• GOAL OF THE EXERCISE:
Type every record exactly as it appears.

• DATA LINES:
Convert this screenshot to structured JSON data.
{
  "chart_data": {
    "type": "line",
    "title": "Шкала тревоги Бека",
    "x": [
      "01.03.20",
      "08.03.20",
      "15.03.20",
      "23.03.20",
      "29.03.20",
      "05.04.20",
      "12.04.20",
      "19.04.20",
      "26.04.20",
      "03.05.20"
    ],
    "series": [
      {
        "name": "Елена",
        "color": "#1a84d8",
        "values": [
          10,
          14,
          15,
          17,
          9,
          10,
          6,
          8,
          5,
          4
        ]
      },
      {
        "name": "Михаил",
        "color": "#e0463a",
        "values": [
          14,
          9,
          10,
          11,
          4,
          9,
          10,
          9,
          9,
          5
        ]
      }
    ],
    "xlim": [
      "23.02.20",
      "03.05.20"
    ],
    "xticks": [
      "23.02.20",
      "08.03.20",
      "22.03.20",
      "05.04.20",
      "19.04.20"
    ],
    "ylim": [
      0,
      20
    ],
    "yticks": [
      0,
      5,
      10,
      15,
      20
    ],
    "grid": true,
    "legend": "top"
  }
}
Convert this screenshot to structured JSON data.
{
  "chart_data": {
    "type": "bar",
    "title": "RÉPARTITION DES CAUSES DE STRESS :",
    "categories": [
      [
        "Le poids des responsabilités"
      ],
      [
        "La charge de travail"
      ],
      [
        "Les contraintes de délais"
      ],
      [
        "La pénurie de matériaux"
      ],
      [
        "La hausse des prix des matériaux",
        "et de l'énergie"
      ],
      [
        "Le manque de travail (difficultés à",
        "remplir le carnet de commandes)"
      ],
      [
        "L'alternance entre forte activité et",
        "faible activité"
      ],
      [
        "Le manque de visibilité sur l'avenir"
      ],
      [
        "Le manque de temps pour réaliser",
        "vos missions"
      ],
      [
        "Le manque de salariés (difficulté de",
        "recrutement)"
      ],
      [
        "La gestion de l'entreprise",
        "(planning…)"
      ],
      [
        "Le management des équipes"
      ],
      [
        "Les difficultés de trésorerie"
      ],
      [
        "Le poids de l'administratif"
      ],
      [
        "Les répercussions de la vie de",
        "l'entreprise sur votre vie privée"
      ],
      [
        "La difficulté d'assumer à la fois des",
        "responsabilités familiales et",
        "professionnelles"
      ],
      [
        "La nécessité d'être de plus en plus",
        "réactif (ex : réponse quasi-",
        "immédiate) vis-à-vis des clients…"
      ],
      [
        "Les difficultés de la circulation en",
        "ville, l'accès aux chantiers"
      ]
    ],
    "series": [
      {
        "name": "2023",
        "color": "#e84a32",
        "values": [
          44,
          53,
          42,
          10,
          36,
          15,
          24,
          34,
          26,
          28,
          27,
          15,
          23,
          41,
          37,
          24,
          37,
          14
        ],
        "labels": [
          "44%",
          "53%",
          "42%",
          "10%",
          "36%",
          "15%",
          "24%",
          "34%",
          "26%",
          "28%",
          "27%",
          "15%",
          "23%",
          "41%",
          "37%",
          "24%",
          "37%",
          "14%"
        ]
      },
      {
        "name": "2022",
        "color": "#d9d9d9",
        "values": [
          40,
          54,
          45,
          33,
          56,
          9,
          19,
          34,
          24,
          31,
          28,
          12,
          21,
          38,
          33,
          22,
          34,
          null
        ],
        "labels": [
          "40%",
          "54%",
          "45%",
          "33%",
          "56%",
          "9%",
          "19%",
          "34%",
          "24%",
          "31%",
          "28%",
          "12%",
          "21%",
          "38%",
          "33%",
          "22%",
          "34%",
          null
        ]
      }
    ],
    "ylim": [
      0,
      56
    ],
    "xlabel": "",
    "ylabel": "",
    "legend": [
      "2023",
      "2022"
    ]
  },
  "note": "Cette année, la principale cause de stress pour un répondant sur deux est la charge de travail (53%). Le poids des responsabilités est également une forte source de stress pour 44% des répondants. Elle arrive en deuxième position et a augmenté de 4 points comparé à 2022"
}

• TASK OUTPUT:
Convert this screenshot to structured JSON data.
{
  "chart_data": {
    "type": "line",
    "title": "Шкала тревоги Бека",
    "x": [
      "01.03.20",
      "08.03.20",
      "15.03.20",
      "23.03.20",
      "29.03.20",
      "05.04.20",
      "12.04.20",
      "19.04.20",
      "26.04.20",
      "03.05.20"
    ],
    "series": [
      {
        "name": "Елена",
        "color": "#1a84d8",
        "values": [
          10,
          14,
          15,
          17,
          9,
          10,
          6,
          8,
          5,
          4
        ]
      },
      {
        "name": "Михаил",
        "color": "#e0463a",
        "values": [
          14,
          9,
          10,
          11,
          4,
          9,
          10,
          9,
          9,
          5
        ]
      }
    ],
    "xlim": [
      "23.02.20",
      "03.05.20"
    ],
    "xticks": [
      "23.02.20",
      "08.03.20",
      "22.03.20",
      "05.04.20",
      "19.04.20"
    ],
    "ylim": [
      0,
      20
    ],
    "yticks": [
      0,
      5,
      10,
      15,
      20
    ],
    "grid": true,
    "legend": "top"
  }
}
Convert this screenshot to structured JSON data.
{
  "chart_data": {
    "type": "bar",
    "title": "RÉPARTITION DES CAUSES DE STRESS :",
    "categories": [
      [
        "Le poids des responsabilités"
      ],
      [
        "La charge de travail"
      ],
      [
        "Les contraintes de délais"
      ],
      [
        "La pénurie de matériaux"
      ],
      [
        "La hausse des prix des matériaux",
        "et de l'énergie"
      ],
      [
        "Le manque de travail (difficultés à",
        "remplir le carnet de commandes)"
      ],
      [
        "L'alternance entre forte activité et",
        "faible activité"
      ],
      [
        "Le manque de visibilité sur l'avenir"
      ],
      [
        "Le manque de temps pour réaliser",
        "vos missions"
      ],
      [
        "Le manque de salariés (difficulté de",
        "recrutement)"
      ],
      [
        "La gestion de l'entreprise",
        "(planning…)"
      ],
      [
        "Le management des équipes"
      ],
      [
        "Les difficultés de trésorerie"
      ],
      [
        "Le poids de l'administratif"
      ],
      [
        "Les répercussions de la vie de",
        "l'entreprise sur votre vie privée"
      ],
      [
        "La difficulté d'assumer à la fois des",
        "responsabilités familiales et",
        "professionnelles"
      ],
      [
        "La nécessité d'être de plus en plus",
        "réactif (ex : réponse quasi-",
        "immédiate) vis-à-vis des clients…"
      ],
      [
        "Les difficultés de la circulation en",
        "ville, l'accès aux chantiers"
      ]
    ],
    "series": [
      {
        "name": "2023",
        "color": "#e84a32",
        "values": [
          44,
          53,
          42,
          10,
          36,
          15,
          24,
          34,
          26,
          28,
          27,
          15,
          23,
          41,
          37,
          24,
          37,
          14
        ],
        "labels": [
          "44%",
          "53%",
          "42%",
          "10%",
          "36%",
          "15%",
          "24%",
          "34%",
          "26%",
          "28%",
          "27%",
          "15%",
          "23%",
          "41%",
          "37%",
          "24%",
          "37%",
          "14%"
        ]
      },
      {
        "name": "2022",
        "color": "#d9d9d9",
        "values": [
          40,
          54,
          45,
          33,
          56,
          9,
          19,
          34,
          24,
          31,
          28,
          12,
          21,
          38,
          33,
          22,
          34,
          null
        ],
        "labels": [
          "40%",
          "54%",
          "45%",
          "33%",
          "56%",
          "9%",
          "19%",
          "34%",
          "24%",
          "31%",
          "28%",
          "12%",
          "21%",
          "38%",
          "33%",
          "22%",
          "34%",
          null
        ]
      }
    ],
    "ylim": [
      0,
      56
    ],
    "xlabel": "",
    "ylabel": "",
    "legend": [
      "2023",
      "2022"
    ]
  },
  "note": "Cette année, la principale cause de stress pour un répondant sur deux est la charge de travail (53%). Le poids des responsabilités est également une forte source de stress pour 44% des répondants. Elle arrive en deuxième position et a augmenté de 4 points comparé à 2022"
}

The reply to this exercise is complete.